• SOAL LATIHAN:
a: Kembalikan bagian teks tentang stoisisme di kampus tanpa perubahan sedikit pun, yaitu semuanya dari "Semenjak Covid-19 mulai" terus ke bawah hingga "masih memerlukan penyesuaian.".
b: Sambunglah teks tentang penerapan stoisisme dalam kehidupan kampus dengan bagian berikutnya, dimulai tepat setelah kalimat terakhir yang tersedia.

Opini

Penerapan Stoisisme dalam Kehidupan Kampus

Menerapkan stoisisme dalam masa perkuliahan.

avatar
Sketsa Unmul

sketsaunmul@gmail.com


Sumber Gambar: Daily Stoic

Semenjak Covid-19 mulai menyebar ke seluruh dunia, semua kegiatan sehari-hari mulai dibatasi. Baik itu perekonomian, juga aktivitas perkuliahan yang berdampak kepada sistem pembelajaran itu sendiri. Perkuliahan di Indonesia masih dilakukan secara daring, hanya beberapa universitas yang sudah menerapkan sistem blended learning namun masih memerlukan penyesuaian.

• MATERI YANG DISEDIAKAN:
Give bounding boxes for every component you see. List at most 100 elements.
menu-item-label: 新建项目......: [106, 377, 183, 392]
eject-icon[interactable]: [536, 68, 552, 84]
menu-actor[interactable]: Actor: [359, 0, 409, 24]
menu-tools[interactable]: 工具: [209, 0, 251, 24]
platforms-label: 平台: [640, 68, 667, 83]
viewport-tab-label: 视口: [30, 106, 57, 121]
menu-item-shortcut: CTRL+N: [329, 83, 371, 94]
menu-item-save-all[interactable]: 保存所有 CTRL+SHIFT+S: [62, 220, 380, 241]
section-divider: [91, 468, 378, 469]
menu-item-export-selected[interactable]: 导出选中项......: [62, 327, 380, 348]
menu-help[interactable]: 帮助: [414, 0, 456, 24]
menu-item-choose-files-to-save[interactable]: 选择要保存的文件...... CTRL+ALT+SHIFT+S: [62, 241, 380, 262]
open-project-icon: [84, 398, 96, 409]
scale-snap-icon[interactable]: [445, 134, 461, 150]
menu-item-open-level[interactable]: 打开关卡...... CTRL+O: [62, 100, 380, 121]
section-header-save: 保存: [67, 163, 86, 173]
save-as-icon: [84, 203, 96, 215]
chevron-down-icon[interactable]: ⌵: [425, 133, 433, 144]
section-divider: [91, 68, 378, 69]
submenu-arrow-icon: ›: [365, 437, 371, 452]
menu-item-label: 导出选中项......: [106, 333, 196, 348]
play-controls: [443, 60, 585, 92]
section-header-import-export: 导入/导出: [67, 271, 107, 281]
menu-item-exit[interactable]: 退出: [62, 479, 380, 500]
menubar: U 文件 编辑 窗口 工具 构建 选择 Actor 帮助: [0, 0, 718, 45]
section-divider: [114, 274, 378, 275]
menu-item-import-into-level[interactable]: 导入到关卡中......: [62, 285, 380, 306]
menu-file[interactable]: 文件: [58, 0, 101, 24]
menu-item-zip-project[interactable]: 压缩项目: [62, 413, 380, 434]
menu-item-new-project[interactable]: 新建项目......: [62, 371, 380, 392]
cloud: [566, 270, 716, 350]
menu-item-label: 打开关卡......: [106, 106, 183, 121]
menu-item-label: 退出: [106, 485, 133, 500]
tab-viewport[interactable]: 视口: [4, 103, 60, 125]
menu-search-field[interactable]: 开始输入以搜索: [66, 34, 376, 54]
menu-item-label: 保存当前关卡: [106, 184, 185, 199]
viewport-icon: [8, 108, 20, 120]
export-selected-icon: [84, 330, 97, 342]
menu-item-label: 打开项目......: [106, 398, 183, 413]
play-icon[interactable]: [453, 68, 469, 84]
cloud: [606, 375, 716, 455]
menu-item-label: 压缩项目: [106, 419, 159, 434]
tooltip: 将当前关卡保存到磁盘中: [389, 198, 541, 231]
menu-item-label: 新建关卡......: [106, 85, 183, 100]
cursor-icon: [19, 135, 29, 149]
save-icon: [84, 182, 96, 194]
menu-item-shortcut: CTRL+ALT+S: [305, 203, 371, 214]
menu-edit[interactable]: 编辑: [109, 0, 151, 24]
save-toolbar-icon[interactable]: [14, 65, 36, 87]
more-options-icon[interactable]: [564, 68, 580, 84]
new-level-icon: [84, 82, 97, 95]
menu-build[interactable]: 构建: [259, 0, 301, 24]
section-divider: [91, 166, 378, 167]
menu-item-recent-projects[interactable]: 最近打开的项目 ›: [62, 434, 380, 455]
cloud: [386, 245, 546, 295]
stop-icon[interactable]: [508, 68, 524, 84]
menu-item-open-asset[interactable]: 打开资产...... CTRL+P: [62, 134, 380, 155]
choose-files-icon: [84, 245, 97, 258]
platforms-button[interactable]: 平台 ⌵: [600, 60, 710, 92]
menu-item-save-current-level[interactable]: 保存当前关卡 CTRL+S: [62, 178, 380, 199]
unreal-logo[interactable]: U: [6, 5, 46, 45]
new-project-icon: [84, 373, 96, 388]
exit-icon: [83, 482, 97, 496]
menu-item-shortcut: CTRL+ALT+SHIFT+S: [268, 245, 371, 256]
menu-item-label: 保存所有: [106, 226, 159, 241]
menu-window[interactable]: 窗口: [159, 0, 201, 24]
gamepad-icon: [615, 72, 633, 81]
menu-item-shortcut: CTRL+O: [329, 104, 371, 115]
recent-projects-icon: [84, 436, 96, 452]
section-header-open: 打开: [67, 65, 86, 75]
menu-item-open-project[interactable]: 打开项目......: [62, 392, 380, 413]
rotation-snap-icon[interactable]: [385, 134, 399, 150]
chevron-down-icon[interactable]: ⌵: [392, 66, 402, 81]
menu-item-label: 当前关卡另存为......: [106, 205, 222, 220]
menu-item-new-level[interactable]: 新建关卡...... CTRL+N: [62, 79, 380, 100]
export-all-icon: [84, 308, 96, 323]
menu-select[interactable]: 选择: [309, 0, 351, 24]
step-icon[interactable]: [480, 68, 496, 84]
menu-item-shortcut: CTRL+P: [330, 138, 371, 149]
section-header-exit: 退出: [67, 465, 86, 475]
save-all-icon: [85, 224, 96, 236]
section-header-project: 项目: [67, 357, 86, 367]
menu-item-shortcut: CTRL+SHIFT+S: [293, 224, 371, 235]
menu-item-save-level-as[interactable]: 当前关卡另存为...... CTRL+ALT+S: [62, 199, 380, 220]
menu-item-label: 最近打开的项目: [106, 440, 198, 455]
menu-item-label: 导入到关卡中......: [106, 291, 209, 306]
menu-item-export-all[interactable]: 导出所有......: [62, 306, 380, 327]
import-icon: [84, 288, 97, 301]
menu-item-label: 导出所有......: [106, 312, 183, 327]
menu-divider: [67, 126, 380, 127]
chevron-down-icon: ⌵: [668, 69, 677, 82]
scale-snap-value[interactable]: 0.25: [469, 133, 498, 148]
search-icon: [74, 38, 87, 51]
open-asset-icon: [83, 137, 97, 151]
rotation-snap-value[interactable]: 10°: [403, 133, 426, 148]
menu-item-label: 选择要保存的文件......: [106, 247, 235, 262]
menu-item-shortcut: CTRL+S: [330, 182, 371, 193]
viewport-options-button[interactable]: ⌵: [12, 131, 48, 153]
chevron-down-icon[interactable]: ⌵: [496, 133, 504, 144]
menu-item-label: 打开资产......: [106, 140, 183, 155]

• JAWABAN SOAL:
a:
Semenjak Covid-19 mulai menyebar ke seluruh dunia, semua kegiatan sehari-hari mulai dibatasi. Baik itu perekonomian, juga aktivitas perkuliahan yang berdampak kepada sistem pembelajaran itu sendiri. Perkuliahan di Indonesia masih dilakukan secara daring, hanya beberapa universitas yang sudah menerapkan sistem blended learning namun masih memerlukan penyesuaian.

b:
Kegiatan perkuliahan yang dilakukan secara daring tersebut memanfaatkan media komunikasi. Sayangnya, hal ini membuat beberapa mahasiswa kurang bersemangat dalam mengikuti perkuliahan. Selain tidak dapat berinteraksi secara langsung dengan teman sekelas atau teman satu organisasi. Ada pula faktor eksternal lain yang membuat mahasiswa kurang termotivasi mengikuti pembelajaran. Seperti pemberian tugas perkuliahan yang rutin diberikan oleh dosen tanpa ada penjelasan materi sebelumnya. Ini berdampak pada stres akademik yang dialami oleh mahasiswa.

Menurut hasil penelitian oleh Psikologi Unmul, stres yang paling banyak dialami mahasiswa saat ini ada pada kategori stres sedang. Kondisi tersebut membuktikan, mahasiswa mengalami tekanan akademik selama melaksanakan kuliah daring di masa pandemi Covid-19.

Jika dikaitkan dengan salah satu filsafat yakni stoisisme, perkuliahan daring tersebut tergantung dari persepsi setiap individu dalam menyikapinya. Baik itu positif atau negatif.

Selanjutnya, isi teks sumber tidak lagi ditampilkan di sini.